El radicalismo de la derecha

El radicalismo de la derecha (16 oct 1909)
de Enric Prat de la Riba
Nota: «El radicalismo de la derecha» (16 de octubre de 1909) La Cataluña, año III, nº 106, pp. 633-634.
El radicalismo de la derecha

El manifiesto de los senadores y diputados regionalistas, y el artículo El Radicalismo que dediqué á glosarlo, han motivado comentarios é interpretaciones, que demuestran una total incomprensión de elementos substanciales de nuestra doctrina, y me obligan á insistir en conceptos ya expuestos, ampliándolos.
Porque se hayan quemado conventos al grito de viva la República, no se ha de inducir que el radicalismo sea patrimonio exclusivo de las masas anticlericales y republicanas. No hay tal cosa. El radicalismo es una mala semilla que crece en todos los campos, carcome todas las ideas, lleva también su fermentación de impotencia, de odio, de barbarie, de acción destructora al corazón de los hombres que quieren defender la Religión, la propiedad, la monarquía.

Filas de un conjunto de datos de maquetación:

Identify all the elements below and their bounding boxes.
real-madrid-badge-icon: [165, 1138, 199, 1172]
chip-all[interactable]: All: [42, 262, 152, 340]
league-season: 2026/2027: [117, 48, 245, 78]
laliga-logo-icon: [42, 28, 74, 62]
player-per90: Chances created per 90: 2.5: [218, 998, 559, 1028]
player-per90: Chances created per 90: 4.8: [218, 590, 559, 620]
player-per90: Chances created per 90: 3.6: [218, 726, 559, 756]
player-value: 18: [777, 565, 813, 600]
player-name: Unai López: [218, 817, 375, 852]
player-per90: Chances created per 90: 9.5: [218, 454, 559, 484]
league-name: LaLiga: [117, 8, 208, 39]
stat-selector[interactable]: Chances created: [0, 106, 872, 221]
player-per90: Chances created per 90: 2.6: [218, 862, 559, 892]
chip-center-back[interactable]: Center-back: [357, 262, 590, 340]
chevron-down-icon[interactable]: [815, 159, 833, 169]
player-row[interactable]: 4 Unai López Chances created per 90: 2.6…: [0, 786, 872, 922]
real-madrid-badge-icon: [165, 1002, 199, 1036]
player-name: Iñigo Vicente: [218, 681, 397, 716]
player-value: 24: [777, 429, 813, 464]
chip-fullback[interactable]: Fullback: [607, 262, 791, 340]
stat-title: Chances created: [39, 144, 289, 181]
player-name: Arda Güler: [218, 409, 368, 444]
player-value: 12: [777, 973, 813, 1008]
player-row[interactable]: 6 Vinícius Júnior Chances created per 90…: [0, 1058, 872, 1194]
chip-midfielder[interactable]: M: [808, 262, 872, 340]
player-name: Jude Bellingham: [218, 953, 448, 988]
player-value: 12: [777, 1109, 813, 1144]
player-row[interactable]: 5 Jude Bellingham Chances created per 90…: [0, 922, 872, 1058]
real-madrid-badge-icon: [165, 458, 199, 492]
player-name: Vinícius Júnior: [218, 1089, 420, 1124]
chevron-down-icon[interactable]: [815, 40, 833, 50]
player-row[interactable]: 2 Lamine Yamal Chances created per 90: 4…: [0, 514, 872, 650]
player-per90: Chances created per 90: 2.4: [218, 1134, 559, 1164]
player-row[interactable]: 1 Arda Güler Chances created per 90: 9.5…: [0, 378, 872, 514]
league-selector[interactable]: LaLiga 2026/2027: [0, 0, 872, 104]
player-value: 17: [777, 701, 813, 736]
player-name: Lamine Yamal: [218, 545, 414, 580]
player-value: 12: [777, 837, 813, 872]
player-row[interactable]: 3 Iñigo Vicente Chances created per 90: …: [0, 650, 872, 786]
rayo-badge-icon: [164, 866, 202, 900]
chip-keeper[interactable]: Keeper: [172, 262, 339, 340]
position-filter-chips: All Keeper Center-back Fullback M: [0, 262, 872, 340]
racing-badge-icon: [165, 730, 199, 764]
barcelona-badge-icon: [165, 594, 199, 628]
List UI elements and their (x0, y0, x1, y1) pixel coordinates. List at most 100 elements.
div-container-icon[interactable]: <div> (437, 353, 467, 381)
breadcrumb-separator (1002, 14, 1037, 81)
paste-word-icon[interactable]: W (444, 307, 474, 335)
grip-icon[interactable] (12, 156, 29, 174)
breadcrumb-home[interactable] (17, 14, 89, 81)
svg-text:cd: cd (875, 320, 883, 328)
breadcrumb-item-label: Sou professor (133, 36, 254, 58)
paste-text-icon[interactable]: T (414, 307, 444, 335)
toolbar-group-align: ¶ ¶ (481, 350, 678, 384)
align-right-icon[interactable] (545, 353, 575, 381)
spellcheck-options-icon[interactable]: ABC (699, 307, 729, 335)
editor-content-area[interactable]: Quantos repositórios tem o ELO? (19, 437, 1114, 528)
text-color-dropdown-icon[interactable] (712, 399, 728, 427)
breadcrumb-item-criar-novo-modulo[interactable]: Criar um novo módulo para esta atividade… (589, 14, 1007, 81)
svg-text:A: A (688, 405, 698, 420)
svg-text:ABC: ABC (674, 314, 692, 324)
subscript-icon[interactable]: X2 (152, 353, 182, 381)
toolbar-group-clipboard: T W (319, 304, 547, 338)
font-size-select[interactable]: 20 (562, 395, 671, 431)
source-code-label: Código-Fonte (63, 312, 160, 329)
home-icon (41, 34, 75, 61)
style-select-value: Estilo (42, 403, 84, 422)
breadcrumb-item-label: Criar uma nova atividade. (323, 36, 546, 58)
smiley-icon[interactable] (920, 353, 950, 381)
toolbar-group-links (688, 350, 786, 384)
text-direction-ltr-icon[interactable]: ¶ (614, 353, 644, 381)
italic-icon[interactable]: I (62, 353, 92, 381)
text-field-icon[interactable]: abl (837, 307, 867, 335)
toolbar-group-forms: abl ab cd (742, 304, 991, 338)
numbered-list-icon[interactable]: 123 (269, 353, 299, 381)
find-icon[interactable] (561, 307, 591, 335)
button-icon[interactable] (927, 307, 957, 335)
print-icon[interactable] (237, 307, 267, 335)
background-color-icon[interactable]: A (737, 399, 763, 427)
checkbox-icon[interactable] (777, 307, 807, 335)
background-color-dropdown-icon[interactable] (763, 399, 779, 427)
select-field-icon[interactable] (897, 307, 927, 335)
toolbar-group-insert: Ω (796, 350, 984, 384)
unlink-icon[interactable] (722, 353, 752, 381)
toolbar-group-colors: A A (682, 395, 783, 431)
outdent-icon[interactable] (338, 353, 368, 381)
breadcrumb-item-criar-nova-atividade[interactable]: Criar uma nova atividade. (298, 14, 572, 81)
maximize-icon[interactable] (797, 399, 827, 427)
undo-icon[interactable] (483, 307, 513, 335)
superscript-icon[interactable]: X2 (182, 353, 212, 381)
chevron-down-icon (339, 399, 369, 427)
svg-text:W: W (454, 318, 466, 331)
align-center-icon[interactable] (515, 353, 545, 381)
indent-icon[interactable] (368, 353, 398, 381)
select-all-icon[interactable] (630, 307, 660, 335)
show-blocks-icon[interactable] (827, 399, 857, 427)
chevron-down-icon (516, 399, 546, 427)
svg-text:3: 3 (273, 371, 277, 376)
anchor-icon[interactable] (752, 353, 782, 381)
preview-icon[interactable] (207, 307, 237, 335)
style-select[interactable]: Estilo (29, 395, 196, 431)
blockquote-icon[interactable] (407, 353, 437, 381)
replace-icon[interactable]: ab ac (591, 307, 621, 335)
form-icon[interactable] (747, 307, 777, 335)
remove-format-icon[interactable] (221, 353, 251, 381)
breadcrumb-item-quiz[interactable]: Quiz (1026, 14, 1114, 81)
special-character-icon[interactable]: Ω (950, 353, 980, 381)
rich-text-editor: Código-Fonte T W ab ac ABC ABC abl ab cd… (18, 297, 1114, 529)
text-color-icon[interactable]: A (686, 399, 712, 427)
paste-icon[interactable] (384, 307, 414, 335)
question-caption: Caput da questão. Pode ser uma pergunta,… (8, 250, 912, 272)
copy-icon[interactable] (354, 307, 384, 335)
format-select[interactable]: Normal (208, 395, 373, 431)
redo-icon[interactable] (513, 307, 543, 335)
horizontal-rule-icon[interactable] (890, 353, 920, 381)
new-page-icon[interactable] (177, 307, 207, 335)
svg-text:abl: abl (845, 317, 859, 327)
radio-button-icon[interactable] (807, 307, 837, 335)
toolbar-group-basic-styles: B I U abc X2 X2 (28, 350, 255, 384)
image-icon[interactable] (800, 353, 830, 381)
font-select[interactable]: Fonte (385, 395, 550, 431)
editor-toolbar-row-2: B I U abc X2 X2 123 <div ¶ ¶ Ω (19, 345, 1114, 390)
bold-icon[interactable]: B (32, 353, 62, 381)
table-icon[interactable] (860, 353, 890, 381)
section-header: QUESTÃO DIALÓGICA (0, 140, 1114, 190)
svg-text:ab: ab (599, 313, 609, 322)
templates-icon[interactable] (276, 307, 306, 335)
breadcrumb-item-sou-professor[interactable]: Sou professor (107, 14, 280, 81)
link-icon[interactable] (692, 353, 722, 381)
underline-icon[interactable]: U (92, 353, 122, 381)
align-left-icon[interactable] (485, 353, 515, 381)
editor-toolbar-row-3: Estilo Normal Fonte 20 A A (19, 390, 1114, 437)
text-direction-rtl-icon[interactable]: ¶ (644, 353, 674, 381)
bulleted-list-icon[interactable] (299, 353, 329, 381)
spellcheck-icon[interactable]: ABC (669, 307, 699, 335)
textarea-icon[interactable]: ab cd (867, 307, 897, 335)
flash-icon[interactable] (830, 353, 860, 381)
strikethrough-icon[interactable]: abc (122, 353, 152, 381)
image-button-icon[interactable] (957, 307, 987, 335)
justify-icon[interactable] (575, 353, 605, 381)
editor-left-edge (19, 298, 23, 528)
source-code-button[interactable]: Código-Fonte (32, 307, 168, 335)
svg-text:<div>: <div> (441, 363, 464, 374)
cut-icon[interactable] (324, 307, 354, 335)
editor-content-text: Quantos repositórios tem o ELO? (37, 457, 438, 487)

**Tareas y ejercicios:**
#1 Responde a estas preguntas sobre el fragmento dedicado al radicalismo de la derecha:
(a) Según la nota, ¿en qué publicación, número y páginas apareció?
(b) ¿Qué título tenía el artículo que el autor dedicó a glosar el manifiesto?
(c) ¿Qué tres cosas quieren defender los hombres a cuyo corazón llega también el radicalismo?
#2 Reescribe como lista JSON de cadenas las líneas de los registros que van desde el inicio de los registros hasta la línea que contiene "laliga-logo-icon: [42, 28, 74, 62]", ambas incluidas, con una cadena por línea y sin las líneas en blanco.

**Soluciones de tareas:**
#1
(a) En La Cataluña, año III, nº 106, pp. 633-634.
(b) El Radicalismo.
(c) La Religión, la propiedad y la monarquía.

#2
[
  "Identify all the elements below and their bounding boxes.",
  "real-madrid-badge-icon: [165, 1138, 199, 1172]",
  "chip-all[interactable]: All: [42, 262, 152, 340]",
  "league-season: 2026/2027: [117, 48, 245, 78]",
  "laliga-logo-icon: [42, 28, 74, 62]"
]